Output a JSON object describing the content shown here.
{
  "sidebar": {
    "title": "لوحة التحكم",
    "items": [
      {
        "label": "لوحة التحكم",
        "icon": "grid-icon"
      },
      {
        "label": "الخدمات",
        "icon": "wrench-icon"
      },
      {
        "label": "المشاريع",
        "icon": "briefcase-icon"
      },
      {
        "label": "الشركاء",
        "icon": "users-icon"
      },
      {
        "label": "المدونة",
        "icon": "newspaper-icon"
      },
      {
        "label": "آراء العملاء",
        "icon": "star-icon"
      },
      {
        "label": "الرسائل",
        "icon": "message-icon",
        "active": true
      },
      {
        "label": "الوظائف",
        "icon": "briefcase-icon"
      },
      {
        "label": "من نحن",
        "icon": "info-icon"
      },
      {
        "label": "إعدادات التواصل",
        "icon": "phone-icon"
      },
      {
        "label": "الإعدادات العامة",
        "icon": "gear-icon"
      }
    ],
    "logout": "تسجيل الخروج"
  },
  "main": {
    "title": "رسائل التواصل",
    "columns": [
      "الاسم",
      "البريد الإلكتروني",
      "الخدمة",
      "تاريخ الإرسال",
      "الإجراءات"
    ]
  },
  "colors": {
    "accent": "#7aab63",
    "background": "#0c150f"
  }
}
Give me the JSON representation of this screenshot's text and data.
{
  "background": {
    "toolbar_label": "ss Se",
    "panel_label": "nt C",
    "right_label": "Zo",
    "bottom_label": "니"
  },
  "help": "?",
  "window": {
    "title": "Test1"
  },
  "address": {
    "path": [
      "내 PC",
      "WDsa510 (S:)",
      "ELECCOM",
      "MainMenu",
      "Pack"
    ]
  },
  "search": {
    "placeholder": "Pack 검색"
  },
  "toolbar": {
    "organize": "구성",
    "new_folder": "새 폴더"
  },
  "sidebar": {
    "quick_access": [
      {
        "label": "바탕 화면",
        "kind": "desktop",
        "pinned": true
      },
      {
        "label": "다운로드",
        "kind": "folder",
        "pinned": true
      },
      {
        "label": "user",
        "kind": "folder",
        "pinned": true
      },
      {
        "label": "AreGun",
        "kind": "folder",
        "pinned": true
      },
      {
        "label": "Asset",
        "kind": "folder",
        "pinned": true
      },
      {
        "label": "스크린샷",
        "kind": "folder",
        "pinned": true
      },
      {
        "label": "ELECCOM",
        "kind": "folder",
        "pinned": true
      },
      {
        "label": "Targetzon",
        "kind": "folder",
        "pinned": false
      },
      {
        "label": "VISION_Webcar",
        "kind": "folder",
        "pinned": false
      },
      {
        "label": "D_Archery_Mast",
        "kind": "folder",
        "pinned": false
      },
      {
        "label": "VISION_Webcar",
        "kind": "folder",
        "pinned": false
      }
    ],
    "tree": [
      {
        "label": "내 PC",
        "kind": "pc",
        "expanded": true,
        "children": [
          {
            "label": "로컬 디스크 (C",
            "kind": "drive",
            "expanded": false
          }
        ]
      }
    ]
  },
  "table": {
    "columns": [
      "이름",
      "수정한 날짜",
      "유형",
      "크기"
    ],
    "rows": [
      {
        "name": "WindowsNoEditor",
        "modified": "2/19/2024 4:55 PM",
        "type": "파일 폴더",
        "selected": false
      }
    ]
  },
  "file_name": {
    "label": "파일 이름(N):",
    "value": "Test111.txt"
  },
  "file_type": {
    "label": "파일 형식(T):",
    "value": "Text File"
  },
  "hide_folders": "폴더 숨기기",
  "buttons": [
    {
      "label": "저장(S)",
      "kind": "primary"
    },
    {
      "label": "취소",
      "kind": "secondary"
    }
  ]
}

# # # #

◆ Required work
Only a number is wanted: how many lines of the material include the word "التحكم".

◆ The result
2